Each entry must be given again exactly; images do not belong in the copy.

** Begin Records for this exercise **

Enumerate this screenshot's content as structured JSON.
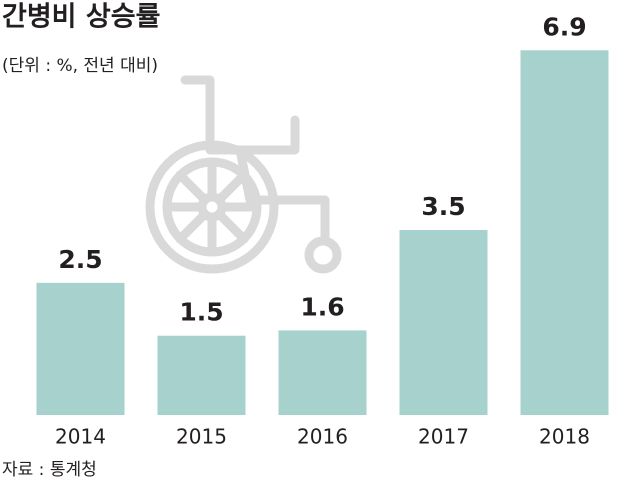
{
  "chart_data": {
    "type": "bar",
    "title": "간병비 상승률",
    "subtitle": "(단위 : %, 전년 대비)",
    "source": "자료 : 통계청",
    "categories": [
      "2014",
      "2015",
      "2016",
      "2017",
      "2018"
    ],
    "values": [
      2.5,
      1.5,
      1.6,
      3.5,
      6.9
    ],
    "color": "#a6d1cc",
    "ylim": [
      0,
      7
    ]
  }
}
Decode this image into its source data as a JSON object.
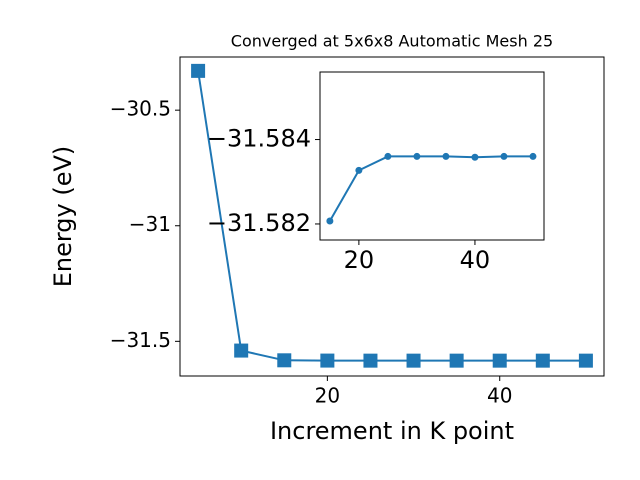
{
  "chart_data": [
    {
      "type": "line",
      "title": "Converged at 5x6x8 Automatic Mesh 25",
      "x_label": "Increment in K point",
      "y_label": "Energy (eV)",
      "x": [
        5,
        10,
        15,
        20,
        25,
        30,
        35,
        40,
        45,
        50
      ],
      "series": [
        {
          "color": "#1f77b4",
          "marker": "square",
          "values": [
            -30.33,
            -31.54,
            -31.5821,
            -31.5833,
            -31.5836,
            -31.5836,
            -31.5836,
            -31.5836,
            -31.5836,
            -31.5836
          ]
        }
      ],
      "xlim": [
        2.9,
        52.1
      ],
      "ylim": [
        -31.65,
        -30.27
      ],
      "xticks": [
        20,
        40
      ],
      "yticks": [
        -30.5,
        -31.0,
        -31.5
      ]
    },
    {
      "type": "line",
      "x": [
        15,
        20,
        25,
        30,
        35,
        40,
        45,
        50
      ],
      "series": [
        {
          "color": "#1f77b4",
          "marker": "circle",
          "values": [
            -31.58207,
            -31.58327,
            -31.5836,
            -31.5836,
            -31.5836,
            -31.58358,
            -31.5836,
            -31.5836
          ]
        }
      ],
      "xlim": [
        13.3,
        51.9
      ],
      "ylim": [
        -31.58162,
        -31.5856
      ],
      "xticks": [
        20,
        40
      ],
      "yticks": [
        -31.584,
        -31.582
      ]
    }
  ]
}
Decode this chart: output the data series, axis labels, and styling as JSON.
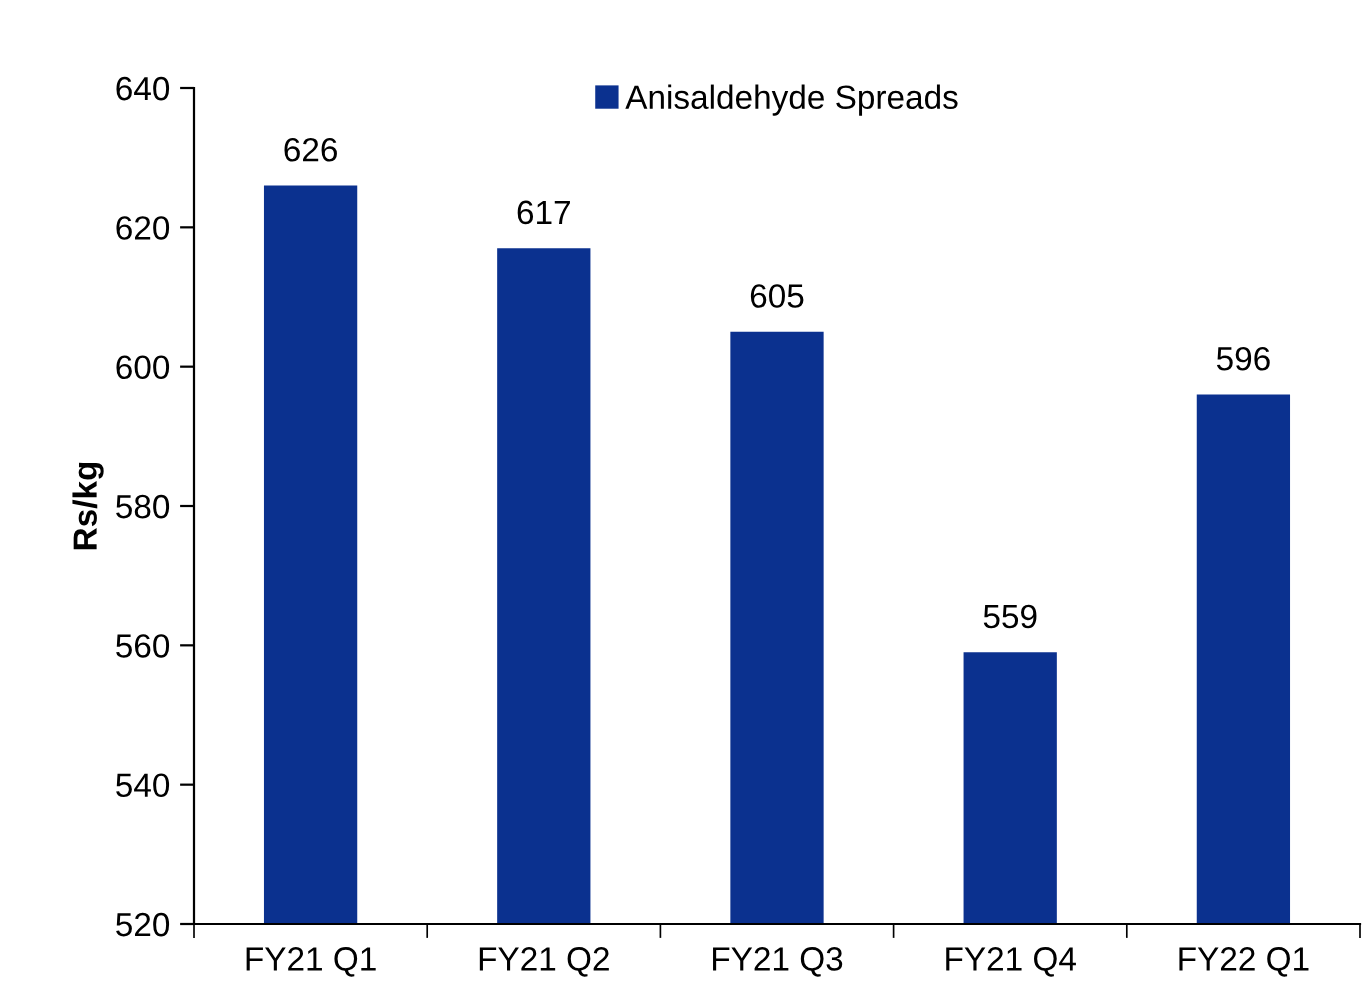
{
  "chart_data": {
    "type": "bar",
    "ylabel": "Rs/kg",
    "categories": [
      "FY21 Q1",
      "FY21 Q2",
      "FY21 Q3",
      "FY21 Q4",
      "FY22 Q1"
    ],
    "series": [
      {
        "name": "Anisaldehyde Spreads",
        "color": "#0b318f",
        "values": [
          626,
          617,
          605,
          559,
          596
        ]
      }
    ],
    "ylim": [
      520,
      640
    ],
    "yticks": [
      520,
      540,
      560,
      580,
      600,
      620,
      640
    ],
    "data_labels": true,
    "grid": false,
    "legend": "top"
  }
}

** End Records for this exercise **

**Exercise answer:**
Enumerate this screenshot's content as structured JSON.
{
  "chart_data": {
    "type": "bar",
    "title": "간병비 상승률",
    "subtitle": "(단위 : %, 전년 대비)",
    "source": "자료 : 통계청",
    "categories": [
      "2014",
      "2015",
      "2016",
      "2017",
      "2018"
    ],
    "values": [
      2.5,
      1.5,
      1.6,
      3.5,
      6.9
    ],
    "color": "#a6d1cc",
    "ylim": [
      0,
      7
    ]
  }
}
Decode this image into its source data as a JSON object.
{
  "chart_data": [
    {
      "type": "line",
      "title": "Converged at 5x6x8 Automatic Mesh 25",
      "x_label": "Increment in K point",
      "y_label": "Energy (eV)",
      "x": [
        5,
        10,
        15,
        20,
        25,
        30,
        35,
        40,
        45,
        50
      ],
      "series": [
        {
          "color": "#1f77b4",
          "marker": "square",
          "values": [
            -30.33,
            -31.54,
            -31.5821,
            -31.5833,
            -31.5836,
            -31.5836,
            -31.5836,
            -31.5836,
            -31.5836,
            -31.5836
          ]
        }
      ],
      "xlim": [
        2.9,
        52.1
      ],
      "ylim": [
        -31.65,
        -30.27
      ],
      "xticks": [
        20,
        40
      ],
      "yticks": [
        -30.5,
        -31.0,
        -31.5
      ]
    },
    {
      "type": "line",
      "x": [
        15,
        20,
        25,
        30,
        35,
        40,
        45,
        50
      ],
      "series": [
        {
          "color": "#1f77b4",
          "marker": "circle",
          "values": [
            -31.58207,
            -31.58327,
            -31.5836,
            -31.5836,
            -31.5836,
            -31.58358,
            -31.5836,
            -31.5836
          ]
        }
      ],
      "xlim": [
        13.3,
        51.9
      ],
      "ylim": [
        -31.58162,
        -31.5856
      ],
      "xticks": [
        20,
        40
      ],
      "yticks": [
        -31.584,
        -31.582
      ]
    }
  ]
}
Decode this chart: output the data series, axis labels, and styling as JSON.
{
  "chart_data": {
    "type": "bar",
    "ylabel": "Rs/kg",
    "categories": [
      "FY21 Q1",
      "FY21 Q2",
      "FY21 Q3",
      "FY21 Q4",
      "FY22 Q1"
    ],
    "series": [
      {
        "name": "Anisaldehyde Spreads",
        "color": "#0b318f",
        "values": [
          626,
          617,
          605,
          559,
          596
        ]
      }
    ],
    "ylim": [
      520,
      640
    ],
    "yticks": [
      520,
      540,
      560,
      580,
      600,
      620,
      640
    ],
    "data_labels": true,
    "grid": false,
    "legend": "top"
  }
}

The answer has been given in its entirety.